• _WHAT IS EXPECTED_:
Report all lines from the entries below in which "regular" appears.

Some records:
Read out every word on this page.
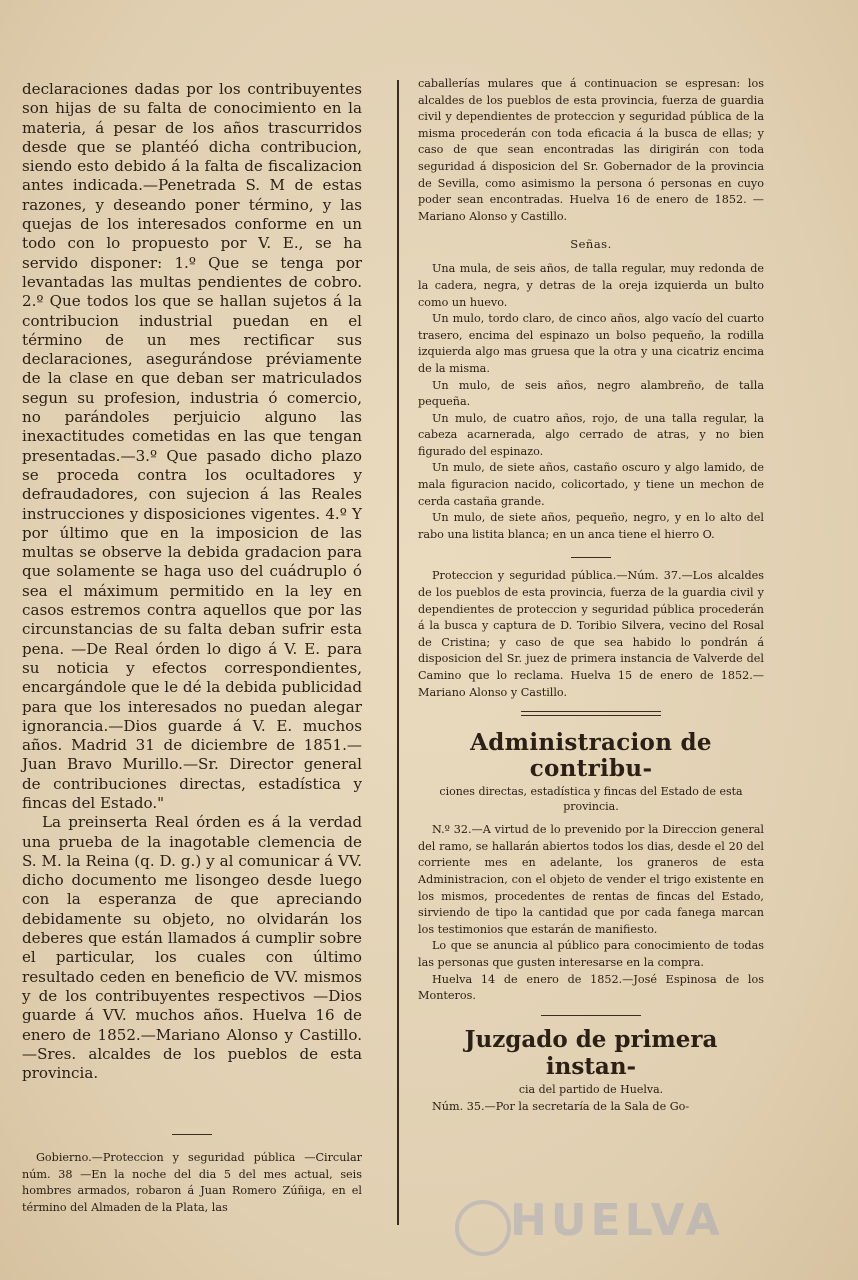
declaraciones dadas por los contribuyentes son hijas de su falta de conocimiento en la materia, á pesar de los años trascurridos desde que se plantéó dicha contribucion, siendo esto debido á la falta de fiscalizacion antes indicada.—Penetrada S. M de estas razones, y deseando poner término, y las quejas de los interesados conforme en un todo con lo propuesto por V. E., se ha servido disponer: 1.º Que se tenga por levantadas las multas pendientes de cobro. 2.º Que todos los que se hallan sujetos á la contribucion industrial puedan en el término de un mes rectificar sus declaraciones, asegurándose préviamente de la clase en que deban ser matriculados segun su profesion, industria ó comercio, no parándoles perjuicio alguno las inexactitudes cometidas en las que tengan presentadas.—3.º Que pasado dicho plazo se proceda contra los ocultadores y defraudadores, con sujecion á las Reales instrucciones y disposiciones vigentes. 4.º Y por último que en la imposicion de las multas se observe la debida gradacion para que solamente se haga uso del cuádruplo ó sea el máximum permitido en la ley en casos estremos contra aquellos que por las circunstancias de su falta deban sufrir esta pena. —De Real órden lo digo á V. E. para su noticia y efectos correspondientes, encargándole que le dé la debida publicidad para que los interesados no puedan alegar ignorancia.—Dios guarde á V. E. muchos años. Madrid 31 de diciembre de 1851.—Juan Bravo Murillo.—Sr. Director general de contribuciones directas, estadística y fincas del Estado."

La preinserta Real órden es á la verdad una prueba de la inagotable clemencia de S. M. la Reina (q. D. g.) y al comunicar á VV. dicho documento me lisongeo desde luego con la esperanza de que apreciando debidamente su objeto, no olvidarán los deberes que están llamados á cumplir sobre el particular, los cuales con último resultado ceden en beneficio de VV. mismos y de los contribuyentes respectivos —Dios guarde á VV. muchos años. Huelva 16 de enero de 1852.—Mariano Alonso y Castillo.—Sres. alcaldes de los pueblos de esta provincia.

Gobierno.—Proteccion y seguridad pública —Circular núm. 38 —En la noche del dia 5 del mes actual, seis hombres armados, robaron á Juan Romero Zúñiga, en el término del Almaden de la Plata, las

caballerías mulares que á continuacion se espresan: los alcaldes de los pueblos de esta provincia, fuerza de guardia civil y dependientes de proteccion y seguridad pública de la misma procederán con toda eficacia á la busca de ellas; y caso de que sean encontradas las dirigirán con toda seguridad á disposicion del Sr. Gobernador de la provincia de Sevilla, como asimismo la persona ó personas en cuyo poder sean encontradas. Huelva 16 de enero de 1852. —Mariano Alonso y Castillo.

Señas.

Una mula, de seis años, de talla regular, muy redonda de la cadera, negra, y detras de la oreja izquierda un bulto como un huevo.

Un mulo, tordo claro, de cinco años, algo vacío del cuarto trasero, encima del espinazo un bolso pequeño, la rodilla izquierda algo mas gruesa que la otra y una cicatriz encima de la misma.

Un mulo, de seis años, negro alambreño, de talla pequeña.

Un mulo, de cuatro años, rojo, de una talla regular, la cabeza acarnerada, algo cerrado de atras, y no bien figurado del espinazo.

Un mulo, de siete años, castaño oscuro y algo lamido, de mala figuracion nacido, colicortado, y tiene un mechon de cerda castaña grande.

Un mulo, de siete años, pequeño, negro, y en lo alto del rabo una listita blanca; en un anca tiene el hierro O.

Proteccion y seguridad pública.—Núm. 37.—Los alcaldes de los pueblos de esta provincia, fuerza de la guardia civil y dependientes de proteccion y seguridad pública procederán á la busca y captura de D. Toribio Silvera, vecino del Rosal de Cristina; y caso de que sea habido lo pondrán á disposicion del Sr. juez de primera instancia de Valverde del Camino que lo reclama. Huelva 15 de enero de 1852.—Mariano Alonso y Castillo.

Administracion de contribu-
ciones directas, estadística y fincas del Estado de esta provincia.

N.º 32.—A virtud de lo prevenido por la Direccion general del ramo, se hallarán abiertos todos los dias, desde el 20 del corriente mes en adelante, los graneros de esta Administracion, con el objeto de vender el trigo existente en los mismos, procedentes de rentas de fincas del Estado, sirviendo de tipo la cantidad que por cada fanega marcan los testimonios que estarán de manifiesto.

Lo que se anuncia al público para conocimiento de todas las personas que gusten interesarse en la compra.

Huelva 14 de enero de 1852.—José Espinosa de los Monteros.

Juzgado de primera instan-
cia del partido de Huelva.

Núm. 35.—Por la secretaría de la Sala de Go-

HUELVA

* * *

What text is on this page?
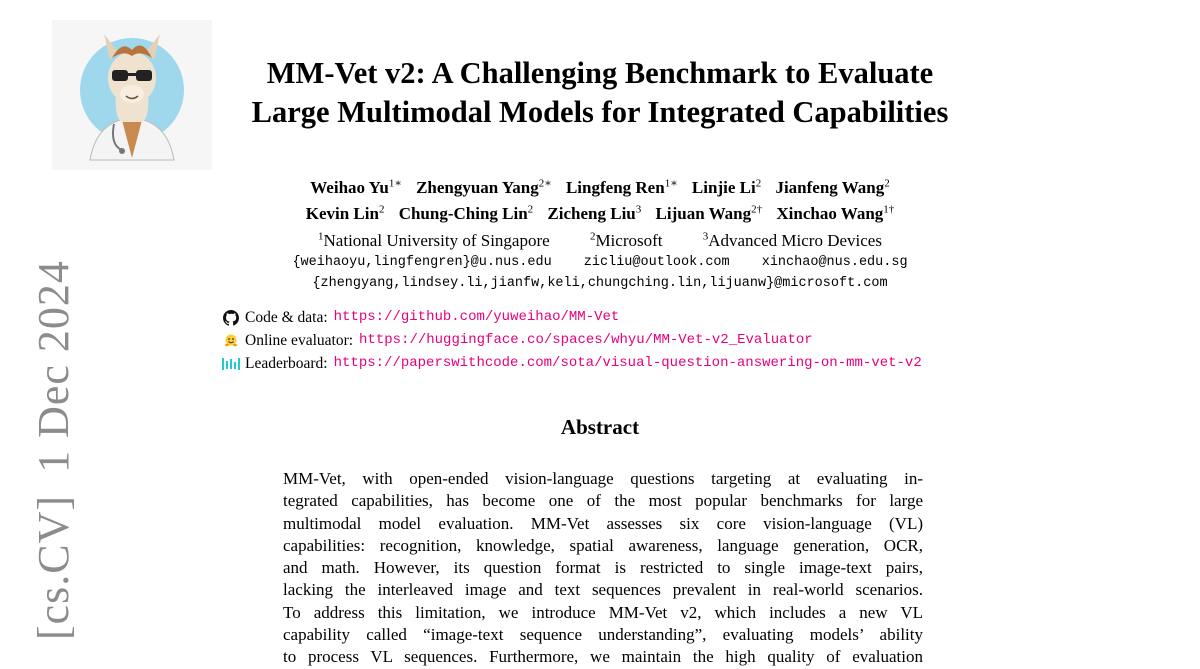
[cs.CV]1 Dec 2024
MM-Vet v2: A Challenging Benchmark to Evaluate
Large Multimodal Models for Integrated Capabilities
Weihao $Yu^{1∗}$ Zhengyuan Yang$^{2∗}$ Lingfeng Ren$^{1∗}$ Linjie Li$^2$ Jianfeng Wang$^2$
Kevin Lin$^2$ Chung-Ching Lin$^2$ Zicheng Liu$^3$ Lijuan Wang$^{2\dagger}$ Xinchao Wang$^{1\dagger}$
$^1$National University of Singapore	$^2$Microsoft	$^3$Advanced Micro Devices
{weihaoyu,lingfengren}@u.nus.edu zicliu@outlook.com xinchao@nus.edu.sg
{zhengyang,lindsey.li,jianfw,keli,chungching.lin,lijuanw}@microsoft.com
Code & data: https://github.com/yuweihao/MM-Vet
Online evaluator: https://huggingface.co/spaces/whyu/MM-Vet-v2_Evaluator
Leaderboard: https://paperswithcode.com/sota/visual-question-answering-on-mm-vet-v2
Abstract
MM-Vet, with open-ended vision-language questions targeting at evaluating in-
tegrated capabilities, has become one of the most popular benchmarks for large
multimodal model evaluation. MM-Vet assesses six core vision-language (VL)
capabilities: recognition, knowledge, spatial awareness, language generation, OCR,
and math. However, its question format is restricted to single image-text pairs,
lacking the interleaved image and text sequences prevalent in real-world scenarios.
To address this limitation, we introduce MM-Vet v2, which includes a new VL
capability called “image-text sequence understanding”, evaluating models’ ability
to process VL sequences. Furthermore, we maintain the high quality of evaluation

* * *

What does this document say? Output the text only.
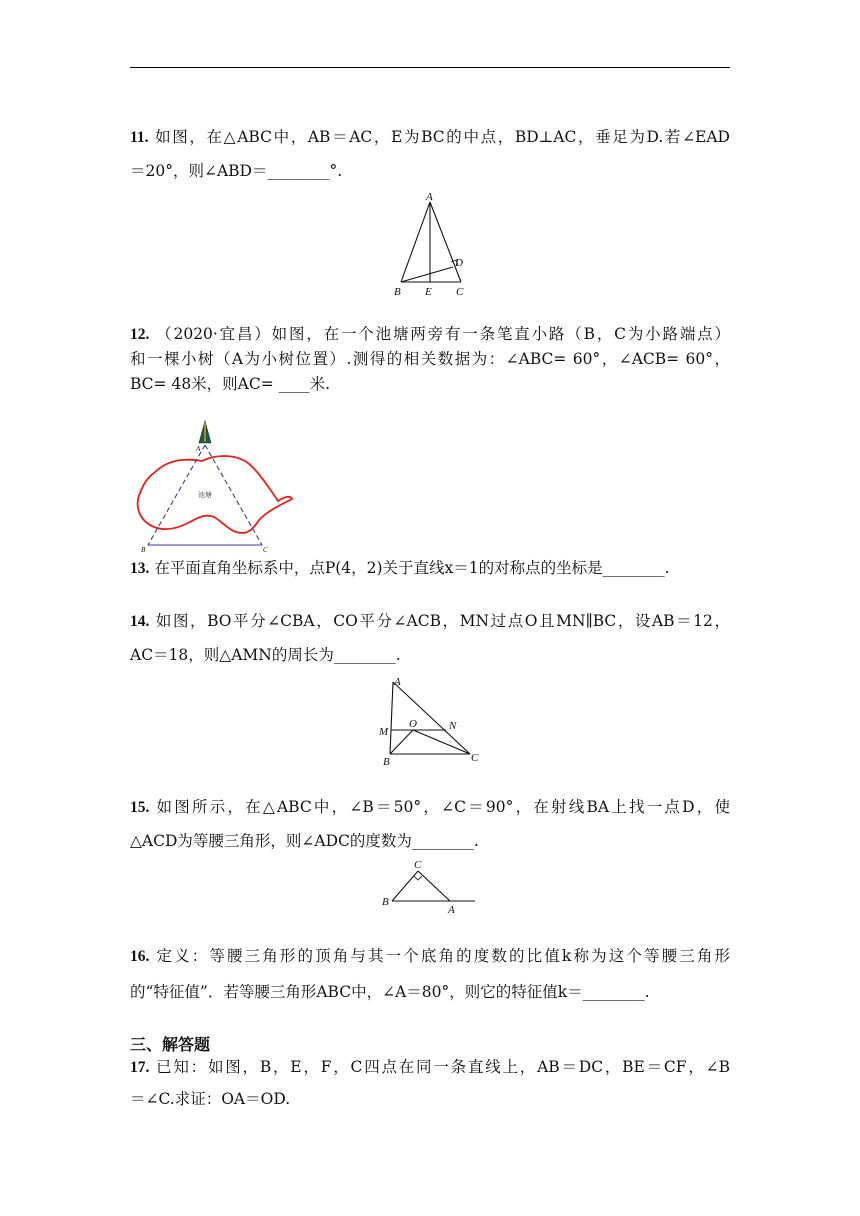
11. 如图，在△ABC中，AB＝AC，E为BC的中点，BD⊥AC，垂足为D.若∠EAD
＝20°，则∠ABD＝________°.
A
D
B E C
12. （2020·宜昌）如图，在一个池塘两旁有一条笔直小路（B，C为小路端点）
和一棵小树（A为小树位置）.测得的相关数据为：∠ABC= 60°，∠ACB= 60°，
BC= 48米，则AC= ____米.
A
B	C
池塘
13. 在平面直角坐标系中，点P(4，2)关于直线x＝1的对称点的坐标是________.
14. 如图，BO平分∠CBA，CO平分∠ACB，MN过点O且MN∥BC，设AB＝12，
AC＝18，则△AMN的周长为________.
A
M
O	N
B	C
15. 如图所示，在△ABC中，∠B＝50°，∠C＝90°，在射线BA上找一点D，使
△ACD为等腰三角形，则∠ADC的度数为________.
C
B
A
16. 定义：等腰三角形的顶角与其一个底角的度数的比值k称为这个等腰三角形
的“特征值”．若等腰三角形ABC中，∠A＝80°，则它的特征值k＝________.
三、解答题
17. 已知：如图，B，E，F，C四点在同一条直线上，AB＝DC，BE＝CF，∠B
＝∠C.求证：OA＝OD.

• _WRITTEN RESPONSE_:
Una mula, de seis años, de talla regular, muy redonda de la cadera, negra, y detras de la oreja izquierda un bulto como un huevo.
Un mulo, de cuatro años, rojo, de una talla regular, la cabeza acarnerada, algo cerrado de atras, y no bien figurado del espinazo.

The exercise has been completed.